Exercise details |
Review the material line by line. Identify and copy every line that contains the string "Distance".

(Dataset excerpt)
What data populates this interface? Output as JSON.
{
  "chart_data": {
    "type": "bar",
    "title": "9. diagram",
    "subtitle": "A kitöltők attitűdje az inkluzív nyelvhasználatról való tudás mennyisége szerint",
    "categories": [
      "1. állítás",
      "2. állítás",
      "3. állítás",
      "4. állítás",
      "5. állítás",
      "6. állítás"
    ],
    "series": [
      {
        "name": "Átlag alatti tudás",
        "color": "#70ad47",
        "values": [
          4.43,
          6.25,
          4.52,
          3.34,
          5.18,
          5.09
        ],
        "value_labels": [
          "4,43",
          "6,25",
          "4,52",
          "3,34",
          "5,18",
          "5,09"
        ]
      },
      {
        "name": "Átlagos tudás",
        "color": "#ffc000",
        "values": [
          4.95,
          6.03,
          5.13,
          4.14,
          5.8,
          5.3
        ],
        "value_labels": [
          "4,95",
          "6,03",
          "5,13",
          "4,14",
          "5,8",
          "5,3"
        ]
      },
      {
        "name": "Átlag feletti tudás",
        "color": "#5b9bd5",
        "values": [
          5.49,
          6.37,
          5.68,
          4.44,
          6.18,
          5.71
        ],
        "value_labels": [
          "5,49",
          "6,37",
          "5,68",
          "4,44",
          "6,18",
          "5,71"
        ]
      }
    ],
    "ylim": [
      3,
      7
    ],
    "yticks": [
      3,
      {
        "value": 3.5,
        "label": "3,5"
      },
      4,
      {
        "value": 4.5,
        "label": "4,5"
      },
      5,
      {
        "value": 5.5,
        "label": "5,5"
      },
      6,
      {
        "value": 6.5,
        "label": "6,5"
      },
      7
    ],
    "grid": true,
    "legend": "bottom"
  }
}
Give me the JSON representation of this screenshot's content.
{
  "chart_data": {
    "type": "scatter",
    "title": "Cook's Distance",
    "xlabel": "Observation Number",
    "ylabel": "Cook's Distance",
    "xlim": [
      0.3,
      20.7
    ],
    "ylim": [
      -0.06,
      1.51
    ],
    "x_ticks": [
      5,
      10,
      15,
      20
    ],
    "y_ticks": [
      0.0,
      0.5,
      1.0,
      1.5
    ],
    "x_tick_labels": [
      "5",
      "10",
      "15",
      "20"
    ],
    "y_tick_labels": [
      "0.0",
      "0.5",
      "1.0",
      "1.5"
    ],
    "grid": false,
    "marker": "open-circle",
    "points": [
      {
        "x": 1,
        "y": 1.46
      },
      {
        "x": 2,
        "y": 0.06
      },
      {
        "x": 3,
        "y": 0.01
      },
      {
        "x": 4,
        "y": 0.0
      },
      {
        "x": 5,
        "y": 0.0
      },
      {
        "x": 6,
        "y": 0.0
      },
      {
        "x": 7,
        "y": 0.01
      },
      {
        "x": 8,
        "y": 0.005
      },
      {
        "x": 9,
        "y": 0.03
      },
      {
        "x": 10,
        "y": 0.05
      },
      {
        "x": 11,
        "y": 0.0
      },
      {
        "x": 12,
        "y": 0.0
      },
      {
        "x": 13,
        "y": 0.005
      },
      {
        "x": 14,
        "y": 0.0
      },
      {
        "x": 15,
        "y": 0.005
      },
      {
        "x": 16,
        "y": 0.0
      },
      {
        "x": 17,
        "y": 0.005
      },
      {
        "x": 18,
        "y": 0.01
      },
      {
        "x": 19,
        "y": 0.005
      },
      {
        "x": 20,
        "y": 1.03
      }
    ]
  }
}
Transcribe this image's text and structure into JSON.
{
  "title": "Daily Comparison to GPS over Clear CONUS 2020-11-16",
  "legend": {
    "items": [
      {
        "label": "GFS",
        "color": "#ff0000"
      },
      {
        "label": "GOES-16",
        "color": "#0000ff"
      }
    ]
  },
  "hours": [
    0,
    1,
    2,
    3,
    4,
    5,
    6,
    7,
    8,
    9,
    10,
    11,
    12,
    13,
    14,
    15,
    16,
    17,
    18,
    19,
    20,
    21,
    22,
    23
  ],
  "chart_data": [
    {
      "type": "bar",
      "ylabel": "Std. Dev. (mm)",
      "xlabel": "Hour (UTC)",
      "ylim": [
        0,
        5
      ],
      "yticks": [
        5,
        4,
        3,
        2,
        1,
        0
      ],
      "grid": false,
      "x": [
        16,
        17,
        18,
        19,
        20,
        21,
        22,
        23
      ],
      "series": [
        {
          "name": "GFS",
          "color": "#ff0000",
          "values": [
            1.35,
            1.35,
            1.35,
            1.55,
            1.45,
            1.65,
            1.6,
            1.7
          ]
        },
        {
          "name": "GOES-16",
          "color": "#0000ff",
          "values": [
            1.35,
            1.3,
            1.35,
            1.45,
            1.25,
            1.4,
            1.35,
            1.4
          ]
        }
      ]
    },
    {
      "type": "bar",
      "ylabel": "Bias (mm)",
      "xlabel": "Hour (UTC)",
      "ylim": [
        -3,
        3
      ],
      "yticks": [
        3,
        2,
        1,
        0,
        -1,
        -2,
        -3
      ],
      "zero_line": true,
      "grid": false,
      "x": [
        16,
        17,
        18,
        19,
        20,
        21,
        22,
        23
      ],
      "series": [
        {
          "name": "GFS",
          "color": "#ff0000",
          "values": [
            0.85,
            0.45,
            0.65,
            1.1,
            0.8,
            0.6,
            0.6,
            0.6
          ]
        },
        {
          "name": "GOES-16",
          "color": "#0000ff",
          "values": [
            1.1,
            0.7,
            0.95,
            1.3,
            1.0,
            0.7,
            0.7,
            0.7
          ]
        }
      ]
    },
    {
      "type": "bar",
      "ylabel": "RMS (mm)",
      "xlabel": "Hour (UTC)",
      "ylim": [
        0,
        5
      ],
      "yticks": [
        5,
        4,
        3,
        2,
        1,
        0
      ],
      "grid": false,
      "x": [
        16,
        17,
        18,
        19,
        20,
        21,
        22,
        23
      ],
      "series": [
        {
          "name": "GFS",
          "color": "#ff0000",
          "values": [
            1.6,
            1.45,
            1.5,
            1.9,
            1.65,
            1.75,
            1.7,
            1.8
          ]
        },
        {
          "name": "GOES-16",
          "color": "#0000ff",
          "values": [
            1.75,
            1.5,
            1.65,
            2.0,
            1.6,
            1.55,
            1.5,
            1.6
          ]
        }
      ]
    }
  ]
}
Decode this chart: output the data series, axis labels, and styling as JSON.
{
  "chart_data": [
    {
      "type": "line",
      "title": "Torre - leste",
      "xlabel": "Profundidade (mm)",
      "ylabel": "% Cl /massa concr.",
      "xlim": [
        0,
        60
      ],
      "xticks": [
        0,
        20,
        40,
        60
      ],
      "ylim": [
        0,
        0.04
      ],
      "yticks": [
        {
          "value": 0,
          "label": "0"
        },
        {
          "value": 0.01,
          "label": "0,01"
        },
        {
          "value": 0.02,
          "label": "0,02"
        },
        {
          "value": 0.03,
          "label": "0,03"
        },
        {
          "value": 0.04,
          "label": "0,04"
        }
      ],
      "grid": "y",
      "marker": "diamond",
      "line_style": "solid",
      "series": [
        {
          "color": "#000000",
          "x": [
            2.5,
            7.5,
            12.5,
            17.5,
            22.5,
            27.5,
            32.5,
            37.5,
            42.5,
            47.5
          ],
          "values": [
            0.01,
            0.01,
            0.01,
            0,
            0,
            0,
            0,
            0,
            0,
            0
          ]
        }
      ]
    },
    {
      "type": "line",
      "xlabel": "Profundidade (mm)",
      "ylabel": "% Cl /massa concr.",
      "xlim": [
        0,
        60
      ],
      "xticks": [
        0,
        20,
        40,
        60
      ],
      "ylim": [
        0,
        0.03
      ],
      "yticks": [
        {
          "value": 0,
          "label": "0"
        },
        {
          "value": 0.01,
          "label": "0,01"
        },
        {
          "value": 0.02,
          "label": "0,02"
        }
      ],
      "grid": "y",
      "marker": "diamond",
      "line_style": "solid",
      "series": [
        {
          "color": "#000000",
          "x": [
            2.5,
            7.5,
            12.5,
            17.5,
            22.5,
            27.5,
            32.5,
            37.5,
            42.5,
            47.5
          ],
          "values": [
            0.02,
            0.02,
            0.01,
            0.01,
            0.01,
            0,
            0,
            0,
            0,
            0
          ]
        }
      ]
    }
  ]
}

Task solution |
    "title": "Cook's Distance",
    "ylabel": "Cook's Distance",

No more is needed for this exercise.